■ Instructions for the task: Locate every line in the material below that has the word "color". Copy each of those lines.

■ Dataset extract:
════════

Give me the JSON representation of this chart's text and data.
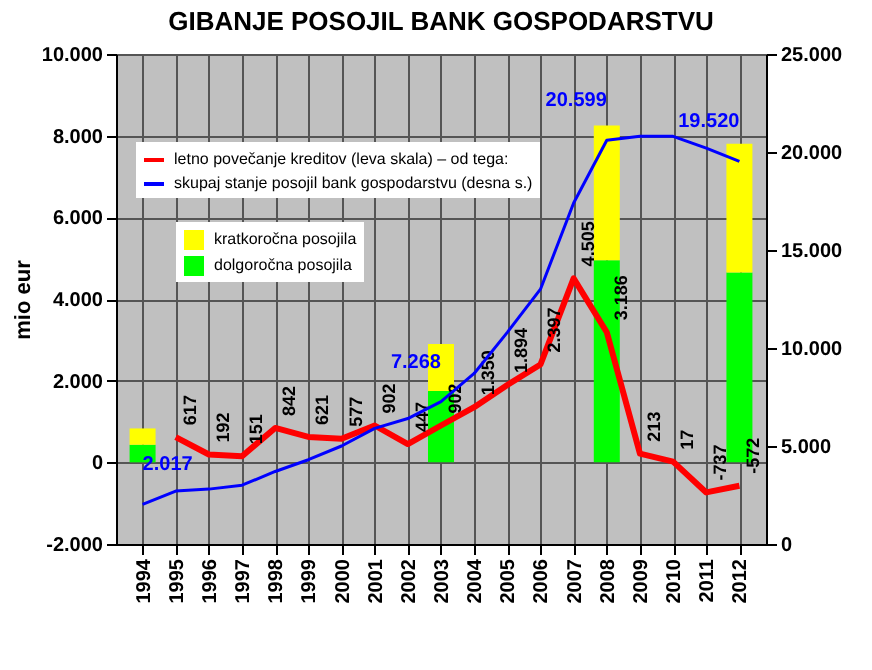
{
  "chart_data": {
    "type": "bar",
    "title": "GIBANJE POSOJIL BANK GOSPODARSTVU",
    "ylabel": "mio eur",
    "categories": [
      "1994",
      "1995",
      "1996",
      "1997",
      "1998",
      "1999",
      "2000",
      "2001",
      "2002",
      "2003",
      "2004",
      "2005",
      "2006",
      "2007",
      "2008",
      "2009",
      "2010",
      "2011",
      "2012"
    ],
    "stacked": true,
    "series": [
      {
        "name": "dolgoročna posojila",
        "color": "#00ff00",
        "values": [
          430,
          null,
          null,
          null,
          null,
          null,
          null,
          null,
          null,
          1750,
          null,
          null,
          null,
          null,
          4950,
          null,
          null,
          null,
          4650
        ]
      },
      {
        "name": "kratkoročna posojila",
        "color": "#ffff00",
        "values": [
          400,
          null,
          null,
          null,
          null,
          null,
          null,
          null,
          null,
          1150,
          null,
          null,
          null,
          null,
          3300,
          null,
          null,
          null,
          3150
        ]
      },
      {
        "name": "letno povečanje kreditov (leva skala) – od tega:",
        "type": "line",
        "color": "#ff0000",
        "values": [
          null,
          617,
          192,
          151,
          842,
          621,
          577,
          902,
          447,
          902,
          1350,
          1894,
          2397,
          4505,
          3186,
          213,
          17,
          -737,
          -572
        ],
        "value_labels": [
          null,
          "617",
          "192",
          "151",
          "842",
          "621",
          "577",
          "902",
          "447",
          "902",
          "1.350",
          "1.894",
          "2.397",
          "4.505",
          "3.186",
          "213",
          "17",
          "-737",
          "-572"
        ]
      },
      {
        "name": "skupaj stanje posojil bank gospodarstvu (desna s.)",
        "type": "line",
        "axis": "y2",
        "color": "#0000ff",
        "values": [
          2017,
          2700,
          2800,
          3000,
          3700,
          4300,
          5000,
          5900,
          6400,
          7268,
          8700,
          10800,
          13000,
          17400,
          20599,
          20800,
          20800,
          20200,
          19520
        ],
        "value_labels": [
          "2.017",
          null,
          null,
          null,
          null,
          null,
          null,
          null,
          null,
          "7.268",
          null,
          null,
          null,
          null,
          "20.599",
          null,
          null,
          null,
          "19.520"
        ]
      }
    ],
    "ylim": [
      -2000,
      10000
    ],
    "yticks": [
      {
        "value": -2000,
        "label": "-2.000"
      },
      0,
      {
        "value": 2000,
        "label": "2.000"
      },
      {
        "value": 4000,
        "label": "4.000"
      },
      {
        "value": 6000,
        "label": "6.000"
      },
      {
        "value": 8000,
        "label": "8.000"
      },
      {
        "value": 10000,
        "label": "10.000"
      }
    ],
    "y2lim": [
      0,
      25000
    ],
    "y2ticks": [
      0,
      {
        "value": 5000,
        "label": "5.000"
      },
      {
        "value": 10000,
        "label": "10.000"
      },
      {
        "value": 15000,
        "label": "15.000"
      },
      {
        "value": 20000,
        "label": "20.000"
      },
      {
        "value": 25000,
        "label": "25.000"
      }
    ],
    "grid": true,
    "legend": "top left"
  }
}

════════

■ Exercise solution:
        "color": "#00ff00",
        "color": "#ffff00",
        "color": "#ff0000",
        "color": "#0000ff",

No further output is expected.